Given instruction: Copy out all lines in the data below containing the string "normalsound".

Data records
---+---

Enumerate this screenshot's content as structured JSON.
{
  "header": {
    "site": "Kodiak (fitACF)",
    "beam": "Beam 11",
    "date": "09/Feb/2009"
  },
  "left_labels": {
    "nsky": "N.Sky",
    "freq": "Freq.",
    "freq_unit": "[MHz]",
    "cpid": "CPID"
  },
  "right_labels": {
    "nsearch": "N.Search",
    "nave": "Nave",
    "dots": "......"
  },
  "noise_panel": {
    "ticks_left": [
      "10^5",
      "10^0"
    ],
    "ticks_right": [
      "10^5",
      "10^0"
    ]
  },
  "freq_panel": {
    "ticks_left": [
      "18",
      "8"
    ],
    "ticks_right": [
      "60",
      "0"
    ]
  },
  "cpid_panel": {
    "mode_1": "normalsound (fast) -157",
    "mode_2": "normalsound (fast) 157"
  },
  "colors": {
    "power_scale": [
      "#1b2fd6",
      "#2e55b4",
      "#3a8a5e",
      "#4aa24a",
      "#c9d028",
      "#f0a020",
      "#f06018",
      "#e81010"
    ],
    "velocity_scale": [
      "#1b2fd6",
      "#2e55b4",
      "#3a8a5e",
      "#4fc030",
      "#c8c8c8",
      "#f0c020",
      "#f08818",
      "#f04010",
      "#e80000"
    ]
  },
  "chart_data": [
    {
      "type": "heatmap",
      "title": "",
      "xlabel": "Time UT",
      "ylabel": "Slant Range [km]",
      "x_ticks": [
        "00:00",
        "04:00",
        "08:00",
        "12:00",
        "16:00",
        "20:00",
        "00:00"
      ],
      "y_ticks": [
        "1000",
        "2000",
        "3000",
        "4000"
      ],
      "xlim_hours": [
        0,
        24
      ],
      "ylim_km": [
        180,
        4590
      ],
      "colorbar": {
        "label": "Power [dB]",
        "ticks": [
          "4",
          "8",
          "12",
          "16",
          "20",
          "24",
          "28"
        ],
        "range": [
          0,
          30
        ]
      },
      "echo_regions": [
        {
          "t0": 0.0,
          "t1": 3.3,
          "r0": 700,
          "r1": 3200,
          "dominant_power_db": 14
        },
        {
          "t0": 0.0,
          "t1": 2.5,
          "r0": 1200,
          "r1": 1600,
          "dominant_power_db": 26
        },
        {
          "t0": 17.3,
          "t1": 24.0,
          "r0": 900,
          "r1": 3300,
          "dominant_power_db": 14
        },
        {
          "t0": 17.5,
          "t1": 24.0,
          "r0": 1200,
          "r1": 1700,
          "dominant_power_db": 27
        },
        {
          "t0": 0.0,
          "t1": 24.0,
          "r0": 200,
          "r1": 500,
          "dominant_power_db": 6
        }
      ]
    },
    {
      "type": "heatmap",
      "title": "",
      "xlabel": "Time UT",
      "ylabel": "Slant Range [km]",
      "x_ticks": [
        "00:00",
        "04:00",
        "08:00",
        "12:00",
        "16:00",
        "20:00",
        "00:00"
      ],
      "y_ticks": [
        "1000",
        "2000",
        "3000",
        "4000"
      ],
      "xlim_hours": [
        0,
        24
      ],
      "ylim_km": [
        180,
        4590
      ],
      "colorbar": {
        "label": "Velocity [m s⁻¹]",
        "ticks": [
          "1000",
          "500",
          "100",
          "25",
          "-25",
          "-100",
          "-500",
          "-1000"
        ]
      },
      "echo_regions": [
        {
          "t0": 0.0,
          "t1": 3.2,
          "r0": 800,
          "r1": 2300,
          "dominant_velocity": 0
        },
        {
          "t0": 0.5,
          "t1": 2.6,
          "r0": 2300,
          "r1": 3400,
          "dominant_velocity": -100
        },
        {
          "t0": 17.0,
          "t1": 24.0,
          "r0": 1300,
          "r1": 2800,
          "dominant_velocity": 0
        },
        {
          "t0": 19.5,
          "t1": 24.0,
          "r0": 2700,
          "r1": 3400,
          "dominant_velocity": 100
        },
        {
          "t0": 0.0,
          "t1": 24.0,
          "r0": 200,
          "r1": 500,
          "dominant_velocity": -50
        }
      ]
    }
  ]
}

---+---

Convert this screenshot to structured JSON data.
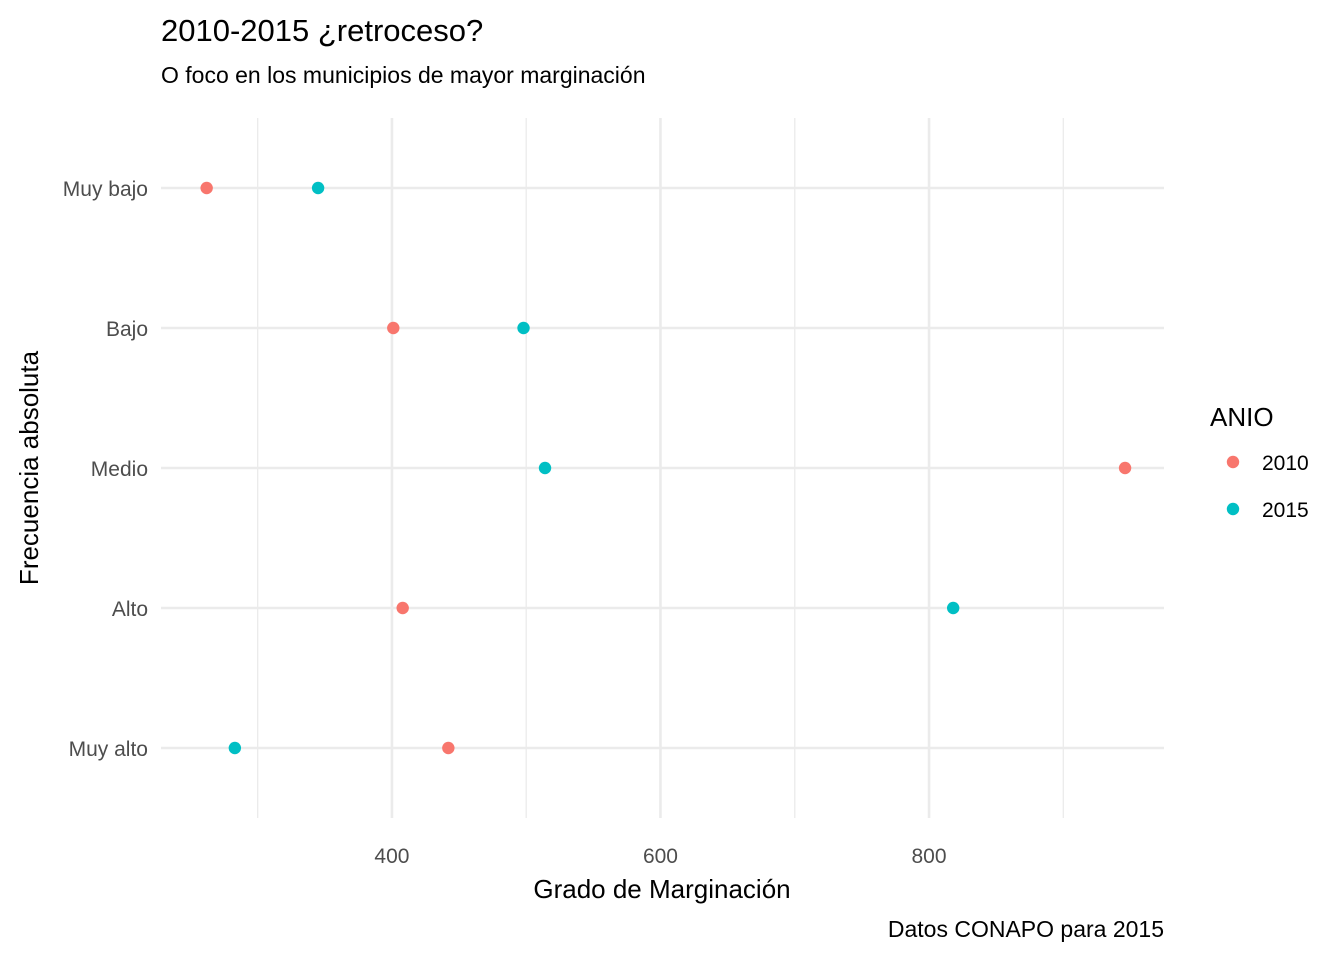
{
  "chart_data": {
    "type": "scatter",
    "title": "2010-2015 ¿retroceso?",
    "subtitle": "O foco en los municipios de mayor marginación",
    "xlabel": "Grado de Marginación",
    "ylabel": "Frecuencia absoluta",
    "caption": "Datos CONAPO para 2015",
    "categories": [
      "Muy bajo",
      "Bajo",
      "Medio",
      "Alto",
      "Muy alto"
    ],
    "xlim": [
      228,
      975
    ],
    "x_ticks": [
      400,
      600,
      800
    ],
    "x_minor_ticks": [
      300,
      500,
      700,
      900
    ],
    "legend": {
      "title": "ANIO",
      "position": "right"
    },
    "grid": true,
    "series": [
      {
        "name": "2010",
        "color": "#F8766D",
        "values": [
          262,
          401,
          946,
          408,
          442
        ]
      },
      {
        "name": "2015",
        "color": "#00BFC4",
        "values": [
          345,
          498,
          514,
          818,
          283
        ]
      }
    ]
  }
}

---+---

Correct response:
    "mode_1": "normalsound (fast) -157",
    "mode_2": "normalsound (fast) 157"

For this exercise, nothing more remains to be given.